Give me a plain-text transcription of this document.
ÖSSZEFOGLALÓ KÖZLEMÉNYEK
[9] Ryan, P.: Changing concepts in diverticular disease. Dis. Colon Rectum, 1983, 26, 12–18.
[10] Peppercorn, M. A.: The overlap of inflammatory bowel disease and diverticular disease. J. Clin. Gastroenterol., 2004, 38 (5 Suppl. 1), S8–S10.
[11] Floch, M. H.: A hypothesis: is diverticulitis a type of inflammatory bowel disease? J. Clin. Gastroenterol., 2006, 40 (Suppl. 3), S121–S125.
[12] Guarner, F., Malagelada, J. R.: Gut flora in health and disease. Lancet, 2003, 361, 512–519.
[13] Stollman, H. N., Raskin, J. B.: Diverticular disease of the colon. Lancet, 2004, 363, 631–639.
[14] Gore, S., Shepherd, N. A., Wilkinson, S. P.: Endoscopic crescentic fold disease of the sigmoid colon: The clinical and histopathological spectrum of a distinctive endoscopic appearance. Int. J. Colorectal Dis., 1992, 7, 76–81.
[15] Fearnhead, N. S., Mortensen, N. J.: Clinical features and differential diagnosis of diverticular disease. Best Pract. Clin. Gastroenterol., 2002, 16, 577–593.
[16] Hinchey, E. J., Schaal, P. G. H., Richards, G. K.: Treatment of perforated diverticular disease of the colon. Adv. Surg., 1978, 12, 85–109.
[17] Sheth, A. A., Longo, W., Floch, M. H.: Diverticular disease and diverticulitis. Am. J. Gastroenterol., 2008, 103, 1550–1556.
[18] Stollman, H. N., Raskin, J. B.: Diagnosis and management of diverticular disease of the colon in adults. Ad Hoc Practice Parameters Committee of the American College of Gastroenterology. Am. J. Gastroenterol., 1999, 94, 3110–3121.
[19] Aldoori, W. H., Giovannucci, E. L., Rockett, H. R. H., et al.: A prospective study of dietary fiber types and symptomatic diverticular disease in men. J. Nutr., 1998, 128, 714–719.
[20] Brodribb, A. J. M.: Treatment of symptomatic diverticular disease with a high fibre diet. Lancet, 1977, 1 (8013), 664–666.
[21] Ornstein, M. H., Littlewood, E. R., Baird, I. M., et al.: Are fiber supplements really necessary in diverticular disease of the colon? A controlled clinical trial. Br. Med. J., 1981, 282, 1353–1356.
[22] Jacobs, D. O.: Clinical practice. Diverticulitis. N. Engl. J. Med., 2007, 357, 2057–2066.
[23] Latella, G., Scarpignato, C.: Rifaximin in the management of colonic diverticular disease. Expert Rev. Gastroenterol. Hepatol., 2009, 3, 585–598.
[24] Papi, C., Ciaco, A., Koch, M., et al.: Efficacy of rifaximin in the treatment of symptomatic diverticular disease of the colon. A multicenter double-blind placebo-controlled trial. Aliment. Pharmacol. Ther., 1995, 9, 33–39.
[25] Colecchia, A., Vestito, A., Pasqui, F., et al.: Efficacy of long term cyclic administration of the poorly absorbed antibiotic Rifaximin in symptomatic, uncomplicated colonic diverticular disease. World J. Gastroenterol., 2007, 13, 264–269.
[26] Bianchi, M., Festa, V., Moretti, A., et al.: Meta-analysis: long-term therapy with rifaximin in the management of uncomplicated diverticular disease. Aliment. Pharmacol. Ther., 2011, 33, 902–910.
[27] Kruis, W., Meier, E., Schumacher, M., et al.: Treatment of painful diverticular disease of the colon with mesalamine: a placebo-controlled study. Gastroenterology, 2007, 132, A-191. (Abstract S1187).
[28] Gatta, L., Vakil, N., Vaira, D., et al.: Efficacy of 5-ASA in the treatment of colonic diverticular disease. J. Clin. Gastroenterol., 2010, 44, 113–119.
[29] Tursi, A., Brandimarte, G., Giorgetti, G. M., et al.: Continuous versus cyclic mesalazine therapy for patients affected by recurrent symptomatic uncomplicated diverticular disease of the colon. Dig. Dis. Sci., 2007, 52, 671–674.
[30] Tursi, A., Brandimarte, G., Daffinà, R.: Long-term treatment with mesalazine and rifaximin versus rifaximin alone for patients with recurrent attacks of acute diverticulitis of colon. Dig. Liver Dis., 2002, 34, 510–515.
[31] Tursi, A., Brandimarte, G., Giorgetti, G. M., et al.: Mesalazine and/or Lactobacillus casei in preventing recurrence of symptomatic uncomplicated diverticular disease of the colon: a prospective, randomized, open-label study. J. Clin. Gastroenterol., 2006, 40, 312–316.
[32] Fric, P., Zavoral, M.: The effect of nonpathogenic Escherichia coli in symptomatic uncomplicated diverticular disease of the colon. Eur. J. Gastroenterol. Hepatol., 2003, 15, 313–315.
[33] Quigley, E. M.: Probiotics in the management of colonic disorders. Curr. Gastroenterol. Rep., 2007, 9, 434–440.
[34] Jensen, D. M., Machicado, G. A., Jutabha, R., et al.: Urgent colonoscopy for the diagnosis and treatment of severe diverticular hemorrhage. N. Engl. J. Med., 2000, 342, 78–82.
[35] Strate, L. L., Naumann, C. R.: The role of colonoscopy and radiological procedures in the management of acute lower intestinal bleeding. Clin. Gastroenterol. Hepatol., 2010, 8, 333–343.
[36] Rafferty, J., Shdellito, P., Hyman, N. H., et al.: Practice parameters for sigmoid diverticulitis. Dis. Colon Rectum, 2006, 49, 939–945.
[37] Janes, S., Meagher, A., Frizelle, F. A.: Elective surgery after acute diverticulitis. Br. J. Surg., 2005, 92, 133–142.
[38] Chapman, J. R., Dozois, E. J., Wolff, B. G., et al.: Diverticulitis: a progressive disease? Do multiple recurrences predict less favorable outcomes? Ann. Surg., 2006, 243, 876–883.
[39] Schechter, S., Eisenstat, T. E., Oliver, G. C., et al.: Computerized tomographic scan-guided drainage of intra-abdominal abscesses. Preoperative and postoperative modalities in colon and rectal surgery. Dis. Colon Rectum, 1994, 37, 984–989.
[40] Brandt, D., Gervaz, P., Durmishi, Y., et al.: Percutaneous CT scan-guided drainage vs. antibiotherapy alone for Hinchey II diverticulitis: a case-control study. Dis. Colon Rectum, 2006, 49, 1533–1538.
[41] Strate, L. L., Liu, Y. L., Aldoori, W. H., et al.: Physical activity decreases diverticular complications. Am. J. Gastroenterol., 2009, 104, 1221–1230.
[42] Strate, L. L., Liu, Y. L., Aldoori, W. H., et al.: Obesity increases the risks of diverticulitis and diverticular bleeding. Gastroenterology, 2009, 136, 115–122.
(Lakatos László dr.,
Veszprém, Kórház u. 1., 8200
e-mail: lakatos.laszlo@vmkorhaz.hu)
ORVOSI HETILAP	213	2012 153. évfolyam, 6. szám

□ □ □

| Task prompt |
Say how many lines of the data hold the word "alone", and leave out everything but the number.

| Result |
2